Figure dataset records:
════════════════════

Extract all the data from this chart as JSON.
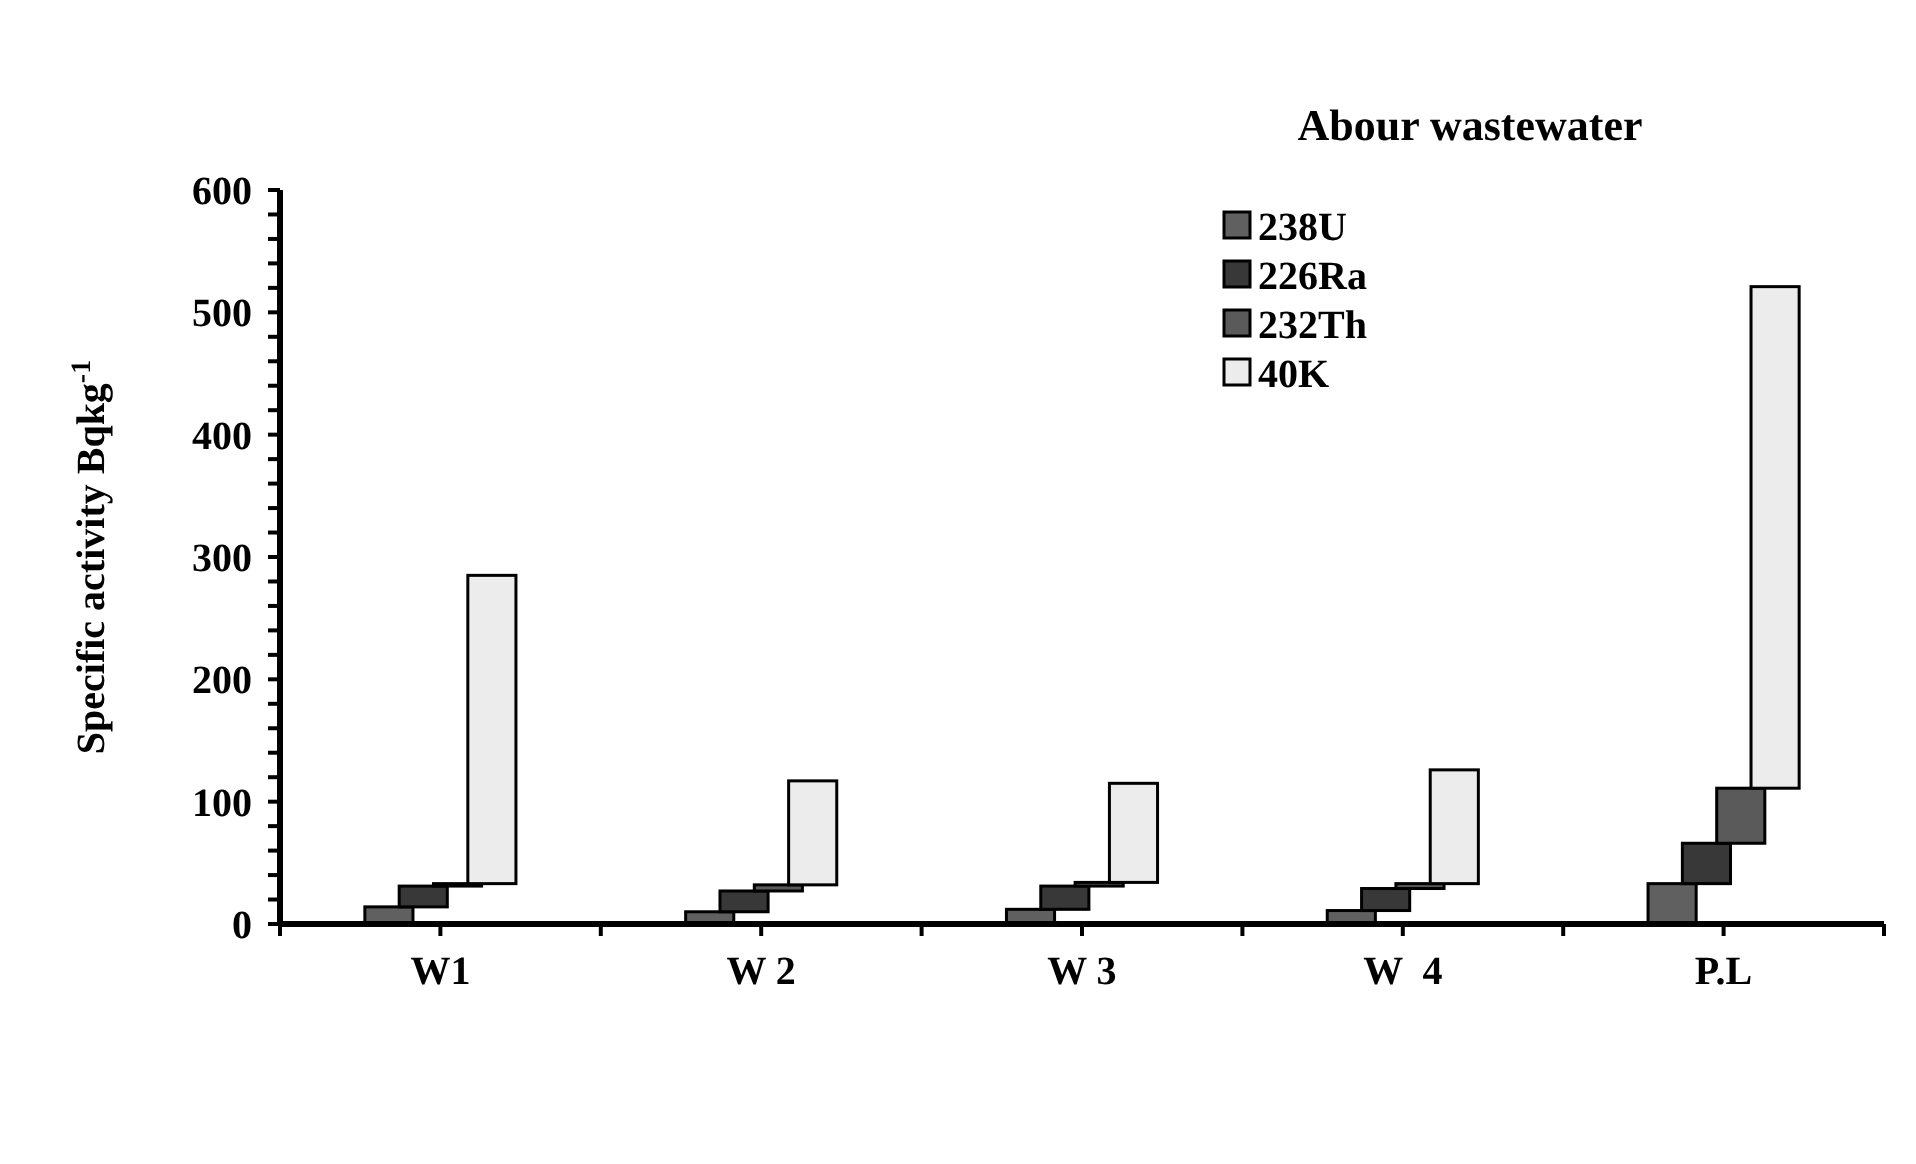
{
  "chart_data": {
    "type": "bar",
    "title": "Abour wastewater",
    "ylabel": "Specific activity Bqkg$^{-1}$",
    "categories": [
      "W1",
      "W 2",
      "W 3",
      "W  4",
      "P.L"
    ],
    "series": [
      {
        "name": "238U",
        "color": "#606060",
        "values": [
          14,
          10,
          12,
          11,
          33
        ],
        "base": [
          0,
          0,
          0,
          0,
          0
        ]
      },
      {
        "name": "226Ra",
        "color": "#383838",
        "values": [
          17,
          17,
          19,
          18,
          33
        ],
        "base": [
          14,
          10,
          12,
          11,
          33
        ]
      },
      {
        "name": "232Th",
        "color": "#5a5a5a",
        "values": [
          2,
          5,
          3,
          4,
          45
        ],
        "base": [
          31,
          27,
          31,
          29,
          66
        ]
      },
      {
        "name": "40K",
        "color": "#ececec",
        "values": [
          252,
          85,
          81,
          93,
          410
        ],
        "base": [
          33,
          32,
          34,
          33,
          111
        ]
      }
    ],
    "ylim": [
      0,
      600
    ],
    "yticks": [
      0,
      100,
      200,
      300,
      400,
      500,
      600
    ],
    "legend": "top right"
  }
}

════════════════════

The problem
Make an exact copy of the records shown above, without the pictures.

Written solution
Extract all the data from this chart as JSON.
{
  "chart_data": {
    "type": "bar",
    "title": "Abour wastewater",
    "ylabel": "Specific activity Bqkg$^{-1}$",
    "categories": [
      "W1",
      "W 2",
      "W 3",
      "W  4",
      "P.L"
    ],
    "series": [
      {
        "name": "238U",
        "color": "#606060",
        "values": [
          14,
          10,
          12,
          11,
          33
        ],
        "base": [
          0,
          0,
          0,
          0,
          0
        ]
      },
      {
        "name": "226Ra",
        "color": "#383838",
        "values": [
          17,
          17,
          19,
          18,
          33
        ],
        "base": [
          14,
          10,
          12,
          11,
          33
        ]
      },
      {
        "name": "232Th",
        "color": "#5a5a5a",
        "values": [
          2,
          5,
          3,
          4,
          45
        ],
        "base": [
          31,
          27,
          31,
          29,
          66
        ]
      },
      {
        "name": "40K",
        "color": "#ececec",
        "values": [
          252,
          85,
          81,
          93,
          410
        ],
        "base": [
          33,
          32,
          34,
          33,
          111
        ]
      }
    ],
    "ylim": [
      0,
      600
    ],
    "yticks": [
      0,
      100,
      200,
      300,
      400,
      500,
      600
    ],
    "legend": "top right"
  }
}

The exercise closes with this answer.